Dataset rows
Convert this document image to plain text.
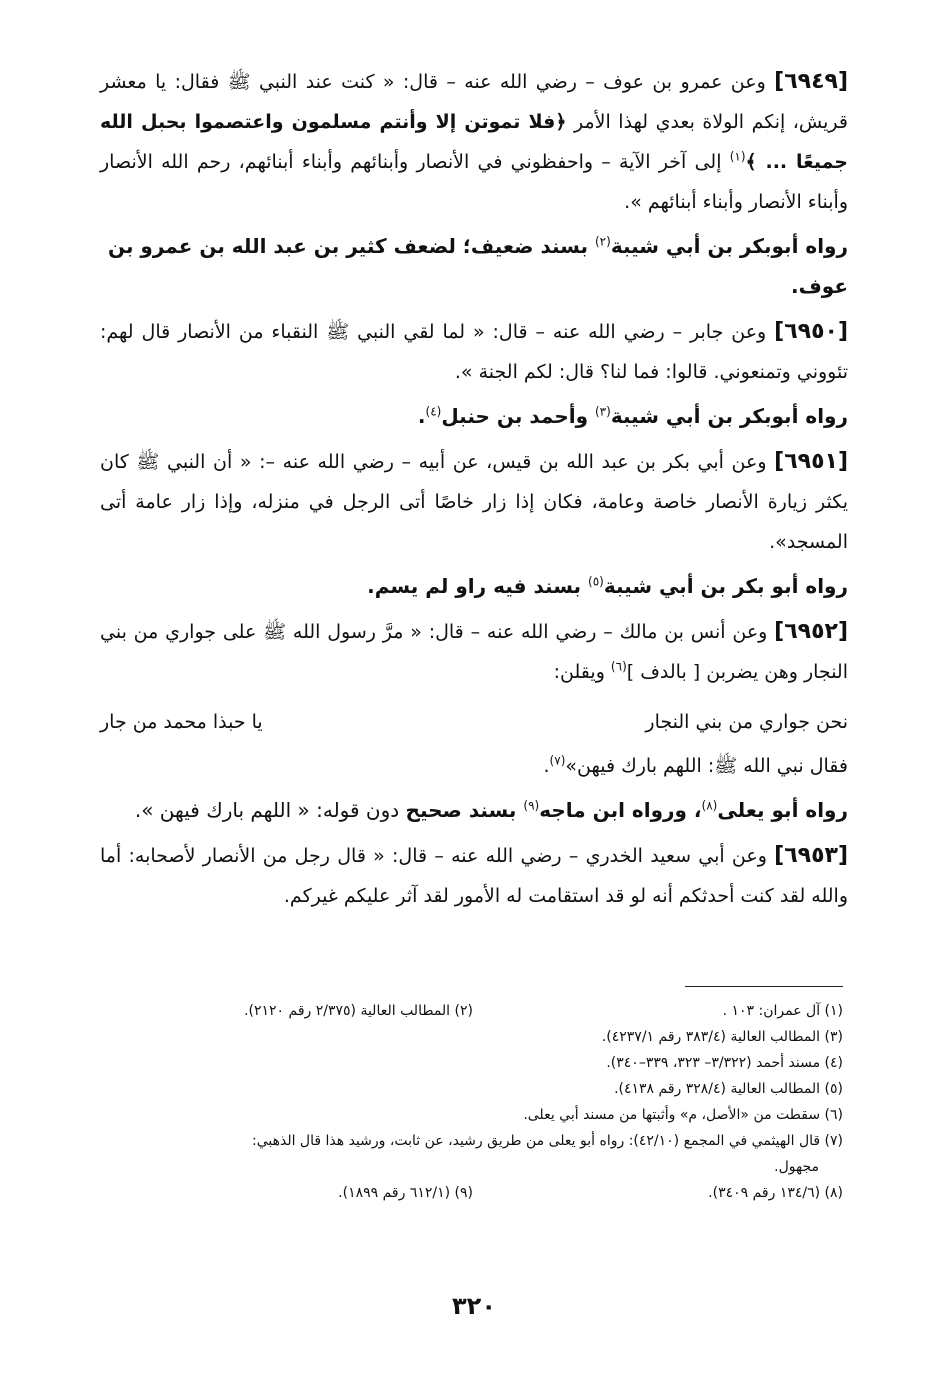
[٦٩٤٩] وعن عمرو بن عوف – رضي الله عنه – قال: « كنت عند النبي ﷺ فقال: يا معشر قريش، إنكم الولاة بعدي لهذا الأمر ﴿فلا تموتن إلا وأنتم مسلمون واعتصموا بحبل الله جميعًا ... ﴾$^{(١)}$ إلى آخر الآية – واحفظوني في الأنصار وأبنائهم وأبناء أبنائهم، رحم الله الأنصار وأبناء الأنصار وأبناء أبنائهم ».

رواه أبوبكر بن أبي شيبة$^{(٢)}$ بسند ضعيف؛ لضعف كثير بن عبد الله بن عمرو بن عوف.

[٦٩٥٠] وعن جابر – رضي الله عنه – قال: « لما لقي النبي ﷺ النقباء من الأنصار قال لهم: تئووني وتمنعوني. قالوا: فما لنا؟ قال: لكم الجنة ».

رواه أبوبكر بن أبي شيبة$^{(٣)}$ وأحمد بن حنبل$^{(٤)}$.

[٦٩٥١] وعن أبي بكر بن عبد الله بن قيس، عن أبيه – رضي الله عنه –: « أن النبي ﷺ كان يكثر زيارة الأنصار خاصة وعامة، فكان إذا زار خاصًا أتى الرجل في منزله، وإذا زار عامة أتى المسجد».

رواه أبو بكر بن أبي شيبة$^{(٥)}$ بسند فيه راو لم يسم.

[٦٩٥٢] وعن أنس بن مالك – رضي الله عنه – قال: « مرَّ رسول الله ﷺ على جواري من بني النجار وهن يضربن [ بالدف ]$^{(٦)}$ ويقلن:

نحن جواري من بني النجار
يا حبذا محمد من جار

فقال نبي الله ﷺ: اللهم بارك فيهن»$^{(٧)}$.

رواه أبو يعلى$^{(٨)}$، ورواه ابن ماجه$^{(٩)}$ بسند صحيح دون قوله: « اللهم بارك فيهن ».

[٦٩٥٣] وعن أبي سعيد الخدري – رضي الله عنه – قال: « قال رجل من الأنصار لأصحابه: أما والله لقد كنت أحدثكم أنه لو قد استقامت له الأمور لقد آثر عليكم غيركم.

(١) آل عمران: ١٠٣ .
(٢) المطالب العالية (٢/٣٧٥ رقم ٢١٢٠).
(٣) المطالب العالية (٣٨٣/٤ رقم ٤٢٣٧/١).
(٤) مسند أحمد (٣/٣٢٢– ٣٢٣، ٣٣٩–٣٤٠).
(٥) المطالب العالية (٣٢٨/٤ رقم ٤١٣٨).
(٦) سقطت من «الأصل، م» وأثبتها من مسند أبي يعلى.
(٧) قال الهيثمي في المجمع (٤٢/١٠): رواه أبو يعلى من طريق رشيد، عن ثابت، ورشيد هذا قال الذهبي:
مجهول.
(٨) (١٣٤/٦ رقم ٣٤٠٩).
(٩) (٦١٢/١ رقم ١٨٩٩).
٣٢٠
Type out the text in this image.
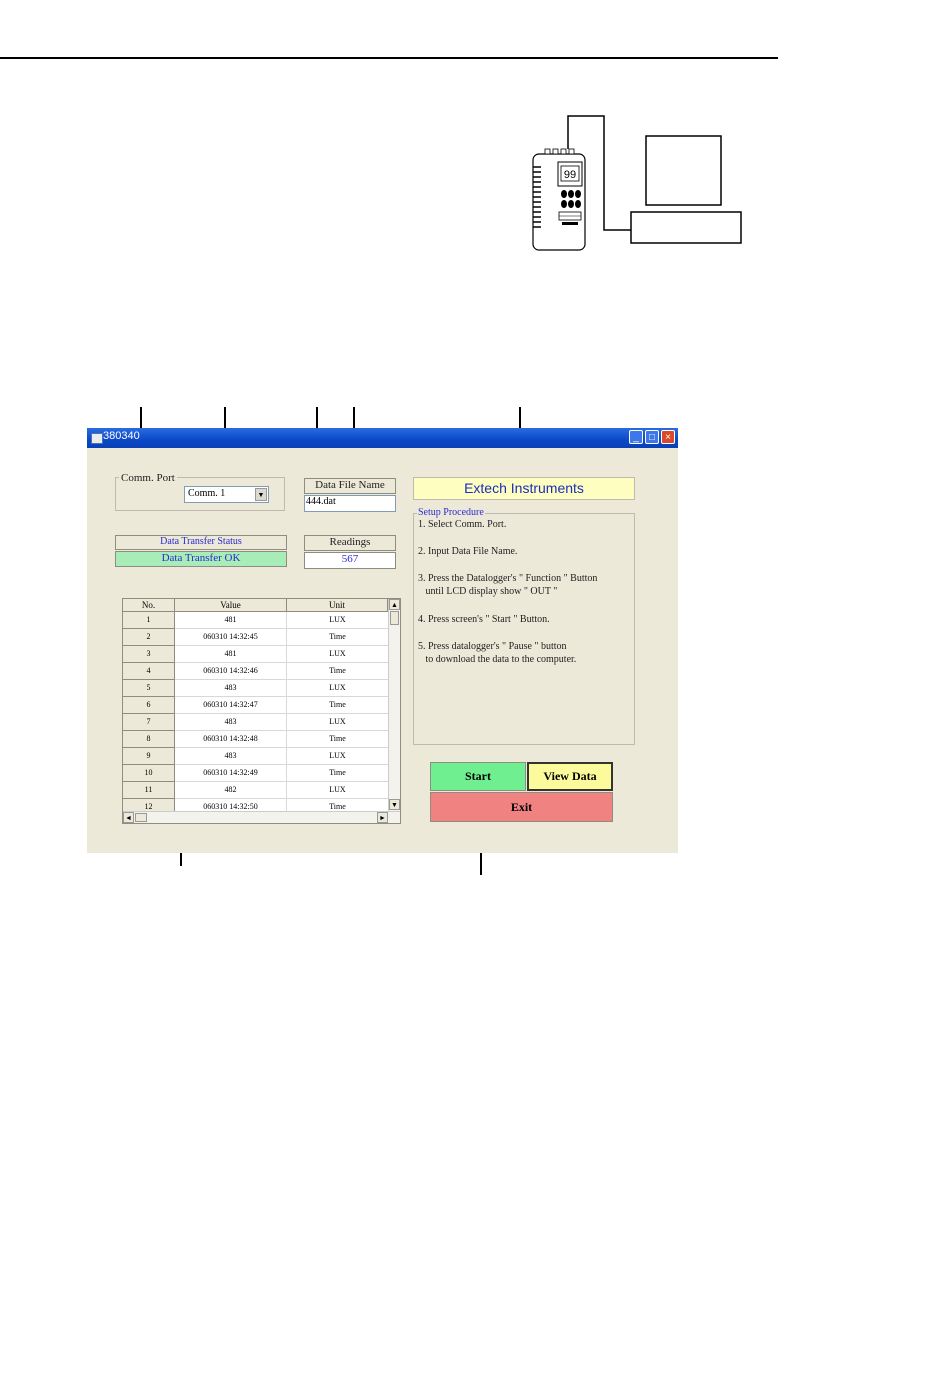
99
380340	_	□	×
Comm. Port
Comm. 1	▼
Data File Name
444.dat
Data Transfer Status
Data Transfer OK
Readings
567
No.	Value	Unit
1	481	LUX
2	060310 14:32:45	Time
3	481	LUX
4	060310 14:32:46	Time
5	483	LUX
6	060310 14:32:47	Time
7	483	LUX
8	060310 14:32:48	Time
9	483	LUX
10	060310 14:32:49	Time
11	482	LUX
12	060310 14:32:50	Time
▲
▼
◄	►
Extech Instruments
Setup Procedure
1. Select Comm. Port.
2. Input Data File Name.
3. Press the Datalogger's " Function " Button
until LCD display show " OUT "
4. Press screen's " Start " Button.
5. Press datalogger's " Pause " button
to download the data to the computer.
Start	View Data
Exit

WHAT IS REQUIRED ::
Repeat all of the data above word for word, minus the pictures.

ANSWER TO THIS EXERCISE ::
Convert this document image to plain text.
[٦٩٤٩] وعن عمرو بن عوف – رضي الله عنه – قال: « كنت عند النبي ﷺ فقال: يا معشر قريش، إنكم الولاة بعدي لهذا الأمر ﴿فلا تموتن إلا وأنتم مسلمون واعتصموا بحبل الله جميعًا ... ﴾$^{(١)}$ إلى آخر الآية – واحفظوني في الأنصار وأبنائهم وأبناء أبنائهم، رحم الله الأنصار وأبناء الأنصار وأبناء أبنائهم ».

رواه أبوبكر بن أبي شيبة$^{(٢)}$ بسند ضعيف؛ لضعف كثير بن عبد الله بن عمرو بن عوف.

[٦٩٥٠] وعن جابر – رضي الله عنه – قال: « لما لقي النبي ﷺ النقباء من الأنصار قال لهم: تئووني وتمنعوني. قالوا: فما لنا؟ قال: لكم الجنة ».

رواه أبوبكر بن أبي شيبة$^{(٣)}$ وأحمد بن حنبل$^{(٤)}$.

[٦٩٥١] وعن أبي بكر بن عبد الله بن قيس، عن أبيه – رضي الله عنه –: « أن النبي ﷺ كان يكثر زيارة الأنصار خاصة وعامة، فكان إذا زار خاصًا أتى الرجل في منزله، وإذا زار عامة أتى المسجد».

رواه أبو بكر بن أبي شيبة$^{(٥)}$ بسند فيه راو لم يسم.

[٦٩٥٢] وعن أنس بن مالك – رضي الله عنه – قال: « مرَّ رسول الله ﷺ على جواري من بني النجار وهن يضربن [ بالدف ]$^{(٦)}$ ويقلن:

نحن جواري من بني النجار
يا حبذا محمد من جار

فقال نبي الله ﷺ: اللهم بارك فيهن»$^{(٧)}$.

رواه أبو يعلى$^{(٨)}$، ورواه ابن ماجه$^{(٩)}$ بسند صحيح دون قوله: « اللهم بارك فيهن ».

[٦٩٥٣] وعن أبي سعيد الخدري – رضي الله عنه – قال: « قال رجل من الأنصار لأصحابه: أما والله لقد كنت أحدثكم أنه لو قد استقامت له الأمور لقد آثر عليكم غيركم.

(١) آل عمران: ١٠٣ .
(٢) المطالب العالية (٢/٣٧٥ رقم ٢١٢٠).
(٣) المطالب العالية (٣٨٣/٤ رقم ٤٢٣٧/١).
(٤) مسند أحمد (٣/٣٢٢– ٣٢٣، ٣٣٩–٣٤٠).
(٥) المطالب العالية (٣٢٨/٤ رقم ٤١٣٨).
(٦) سقطت من «الأصل، م» وأثبتها من مسند أبي يعلى.
(٧) قال الهيثمي في المجمع (٤٢/١٠): رواه أبو يعلى من طريق رشيد، عن ثابت، ورشيد هذا قال الذهبي:
مجهول.
(٨) (١٣٤/٦ رقم ٣٤٠٩).
(٩) (٦١٢/١ رقم ١٨٩٩).
٣٢٠
Type out the text in this image.
99
380340	_	□	×
Comm. Port
Comm. 1	▼
Data File Name
444.dat
Data Transfer Status
Data Transfer OK
Readings
567
No.	Value	Unit
1	481	LUX
2	060310 14:32:45	Time
3	481	LUX
4	060310 14:32:46	Time
5	483	LUX
6	060310 14:32:47	Time
7	483	LUX
8	060310 14:32:48	Time
9	483	LUX
10	060310 14:32:49	Time
11	482	LUX
12	060310 14:32:50	Time
▲
▼
◄	►
Extech Instruments
Setup Procedure
1. Select Comm. Port.
2. Input Data File Name.
3. Press the Datalogger's " Function " Button
until LCD display show " OUT "
4. Press screen's " Start " Button.
5. Press datalogger's " Pause " button
to download the data to the computer.
Start	View Data
Exit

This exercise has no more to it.